• Given exercise: Your task is to retype each line of the data below exactly.
===== Data for processing =====
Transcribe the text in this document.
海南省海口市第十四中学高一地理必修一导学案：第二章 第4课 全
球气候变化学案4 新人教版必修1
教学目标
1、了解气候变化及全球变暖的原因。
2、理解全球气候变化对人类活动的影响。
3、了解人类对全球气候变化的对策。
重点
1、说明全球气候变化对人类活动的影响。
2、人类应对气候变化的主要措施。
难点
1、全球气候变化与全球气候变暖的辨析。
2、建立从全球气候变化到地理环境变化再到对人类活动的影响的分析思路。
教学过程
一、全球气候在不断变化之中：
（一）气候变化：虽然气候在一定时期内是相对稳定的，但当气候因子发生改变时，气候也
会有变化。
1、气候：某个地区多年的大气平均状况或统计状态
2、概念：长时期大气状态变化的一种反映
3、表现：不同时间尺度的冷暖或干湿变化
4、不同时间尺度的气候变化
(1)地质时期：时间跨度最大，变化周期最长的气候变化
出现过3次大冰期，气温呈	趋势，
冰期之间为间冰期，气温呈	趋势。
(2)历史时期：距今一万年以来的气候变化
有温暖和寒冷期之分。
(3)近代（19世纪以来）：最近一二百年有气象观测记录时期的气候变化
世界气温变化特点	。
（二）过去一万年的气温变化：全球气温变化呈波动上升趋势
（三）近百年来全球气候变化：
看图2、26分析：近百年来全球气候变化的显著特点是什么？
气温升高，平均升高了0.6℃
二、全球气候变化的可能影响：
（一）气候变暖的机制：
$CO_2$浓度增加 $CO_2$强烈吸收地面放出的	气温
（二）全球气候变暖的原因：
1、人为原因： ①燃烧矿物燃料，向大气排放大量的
=====
• Problem solution:
Transcribe the text in this document.
海南省海口市第十四中学高一地理必修一导学案：第二章 第4课 全
球气候变化学案4 新人教版必修1
教学目标
1、了解气候变化及全球变暖的原因。
2、理解全球气候变化对人类活动的影响。
3、了解人类对全球气候变化的对策。
重点
1、说明全球气候变化对人类活动的影响。
2、人类应对气候变化的主要措施。
难点
1、全球气候变化与全球气候变暖的辨析。
2、建立从全球气候变化到地理环境变化再到对人类活动的影响的分析思路。
教学过程
一、全球气候在不断变化之中：
（一）气候变化：虽然气候在一定时期内是相对稳定的，但当气候因子发生改变时，气候也
会有变化。
1、气候：某个地区多年的大气平均状况或统计状态
2、概念：长时期大气状态变化的一种反映
3、表现：不同时间尺度的冷暖或干湿变化
4、不同时间尺度的气候变化
(1)地质时期：时间跨度最大，变化周期最长的气候变化
出现过3次大冰期，气温呈	趋势，
冰期之间为间冰期，气温呈	趋势。
(2)历史时期：距今一万年以来的气候变化
有温暖和寒冷期之分。
(3)近代（19世纪以来）：最近一二百年有气象观测记录时期的气候变化
世界气温变化特点	。
（二）过去一万年的气温变化：全球气温变化呈波动上升趋势
（三）近百年来全球气候变化：
看图2、26分析：近百年来全球气候变化的显著特点是什么？
气温升高，平均升高了0.6℃
二、全球气候变化的可能影响：
（一）气候变暖的机制：
$CO_2$浓度增加 $CO_2$强烈吸收地面放出的	气温
（二）全球气候变暖的原因：
1、人为原因： ①燃烧矿物燃料，向大气排放大量的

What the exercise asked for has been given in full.